▽

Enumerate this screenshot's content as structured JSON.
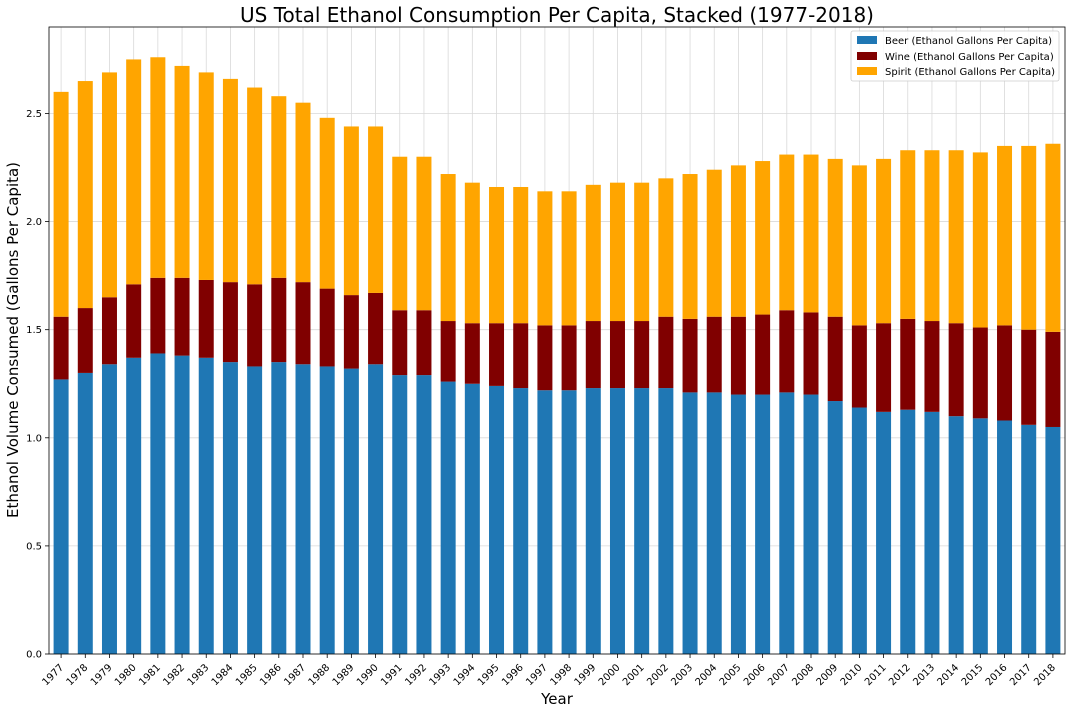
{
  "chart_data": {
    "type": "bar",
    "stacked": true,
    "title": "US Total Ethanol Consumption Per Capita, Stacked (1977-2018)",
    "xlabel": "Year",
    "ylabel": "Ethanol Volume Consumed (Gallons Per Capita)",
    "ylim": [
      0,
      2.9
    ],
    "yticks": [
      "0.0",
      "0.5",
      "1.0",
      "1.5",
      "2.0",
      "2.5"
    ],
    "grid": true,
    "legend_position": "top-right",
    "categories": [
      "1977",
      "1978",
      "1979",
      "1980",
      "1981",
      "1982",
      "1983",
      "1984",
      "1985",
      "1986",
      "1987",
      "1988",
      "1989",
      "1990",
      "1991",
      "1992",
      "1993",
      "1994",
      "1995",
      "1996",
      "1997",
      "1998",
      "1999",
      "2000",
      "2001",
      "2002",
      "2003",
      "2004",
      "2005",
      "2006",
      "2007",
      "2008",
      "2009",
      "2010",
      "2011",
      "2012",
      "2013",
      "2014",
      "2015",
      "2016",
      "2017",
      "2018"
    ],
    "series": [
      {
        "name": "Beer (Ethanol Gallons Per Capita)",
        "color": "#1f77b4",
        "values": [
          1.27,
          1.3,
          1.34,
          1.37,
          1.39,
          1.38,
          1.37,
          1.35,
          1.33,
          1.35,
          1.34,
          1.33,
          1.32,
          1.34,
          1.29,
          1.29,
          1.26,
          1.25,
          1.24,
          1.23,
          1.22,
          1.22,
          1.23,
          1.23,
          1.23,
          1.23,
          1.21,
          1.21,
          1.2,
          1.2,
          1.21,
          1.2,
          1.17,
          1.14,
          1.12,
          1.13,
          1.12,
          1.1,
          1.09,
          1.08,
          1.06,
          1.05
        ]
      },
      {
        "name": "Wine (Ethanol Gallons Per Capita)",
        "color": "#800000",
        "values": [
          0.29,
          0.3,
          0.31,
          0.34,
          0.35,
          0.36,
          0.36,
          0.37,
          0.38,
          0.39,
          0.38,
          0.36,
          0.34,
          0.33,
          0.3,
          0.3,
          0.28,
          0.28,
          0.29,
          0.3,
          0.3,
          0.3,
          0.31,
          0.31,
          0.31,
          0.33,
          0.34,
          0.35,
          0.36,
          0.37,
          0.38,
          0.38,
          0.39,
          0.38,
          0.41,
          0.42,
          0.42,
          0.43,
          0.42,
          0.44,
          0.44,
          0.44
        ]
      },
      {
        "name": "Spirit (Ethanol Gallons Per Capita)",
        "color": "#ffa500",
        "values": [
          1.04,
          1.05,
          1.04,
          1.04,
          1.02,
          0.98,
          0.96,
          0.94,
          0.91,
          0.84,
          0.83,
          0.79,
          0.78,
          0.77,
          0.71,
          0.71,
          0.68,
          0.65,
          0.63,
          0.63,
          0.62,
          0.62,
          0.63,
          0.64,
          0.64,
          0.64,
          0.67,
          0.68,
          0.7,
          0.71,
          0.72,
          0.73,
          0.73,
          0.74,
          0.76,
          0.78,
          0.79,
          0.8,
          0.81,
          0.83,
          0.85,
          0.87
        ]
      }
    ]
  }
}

△

▶ _EXERCISE DIRECTIONS_: Each line of the data should be quoted exactly, with pictures left out.

▶ _SOLUTION TO THIS PROBLEM_:
Enumerate this screenshot's content as structured JSON.
{
  "chart_data": {
    "type": "bar",
    "stacked": true,
    "title": "US Total Ethanol Consumption Per Capita, Stacked (1977-2018)",
    "xlabel": "Year",
    "ylabel": "Ethanol Volume Consumed (Gallons Per Capita)",
    "ylim": [
      0,
      2.9
    ],
    "yticks": [
      "0.0",
      "0.5",
      "1.0",
      "1.5",
      "2.0",
      "2.5"
    ],
    "grid": true,
    "legend_position": "top-right",
    "categories": [
      "1977",
      "1978",
      "1979",
      "1980",
      "1981",
      "1982",
      "1983",
      "1984",
      "1985",
      "1986",
      "1987",
      "1988",
      "1989",
      "1990",
      "1991",
      "1992",
      "1993",
      "1994",
      "1995",
      "1996",
      "1997",
      "1998",
      "1999",
      "2000",
      "2001",
      "2002",
      "2003",
      "2004",
      "2005",
      "2006",
      "2007",
      "2008",
      "2009",
      "2010",
      "2011",
      "2012",
      "2013",
      "2014",
      "2015",
      "2016",
      "2017",
      "2018"
    ],
    "series": [
      {
        "name": "Beer (Ethanol Gallons Per Capita)",
        "color": "#1f77b4",
        "values": [
          1.27,
          1.3,
          1.34,
          1.37,
          1.39,
          1.38,
          1.37,
          1.35,
          1.33,
          1.35,
          1.34,
          1.33,
          1.32,
          1.34,
          1.29,
          1.29,
          1.26,
          1.25,
          1.24,
          1.23,
          1.22,
          1.22,
          1.23,
          1.23,
          1.23,
          1.23,
          1.21,
          1.21,
          1.2,
          1.2,
          1.21,
          1.2,
          1.17,
          1.14,
          1.12,
          1.13,
          1.12,
          1.1,
          1.09,
          1.08,
          1.06,
          1.05
        ]
      },
      {
        "name": "Wine (Ethanol Gallons Per Capita)",
        "color": "#800000",
        "values": [
          0.29,
          0.3,
          0.31,
          0.34,
          0.35,
          0.36,
          0.36,
          0.37,
          0.38,
          0.39,
          0.38,
          0.36,
          0.34,
          0.33,
          0.3,
          0.3,
          0.28,
          0.28,
          0.29,
          0.3,
          0.3,
          0.3,
          0.31,
          0.31,
          0.31,
          0.33,
          0.34,
          0.35,
          0.36,
          0.37,
          0.38,
          0.38,
          0.39,
          0.38,
          0.41,
          0.42,
          0.42,
          0.43,
          0.42,
          0.44,
          0.44,
          0.44
        ]
      },
      {
        "name": "Spirit (Ethanol Gallons Per Capita)",
        "color": "#ffa500",
        "values": [
          1.04,
          1.05,
          1.04,
          1.04,
          1.02,
          0.98,
          0.96,
          0.94,
          0.91,
          0.84,
          0.83,
          0.79,
          0.78,
          0.77,
          0.71,
          0.71,
          0.68,
          0.65,
          0.63,
          0.63,
          0.62,
          0.62,
          0.63,
          0.64,
          0.64,
          0.64,
          0.67,
          0.68,
          0.7,
          0.71,
          0.72,
          0.73,
          0.73,
          0.74,
          0.76,
          0.78,
          0.79,
          0.8,
          0.81,
          0.83,
          0.85,
          0.87
        ]
      }
    ]
  }
}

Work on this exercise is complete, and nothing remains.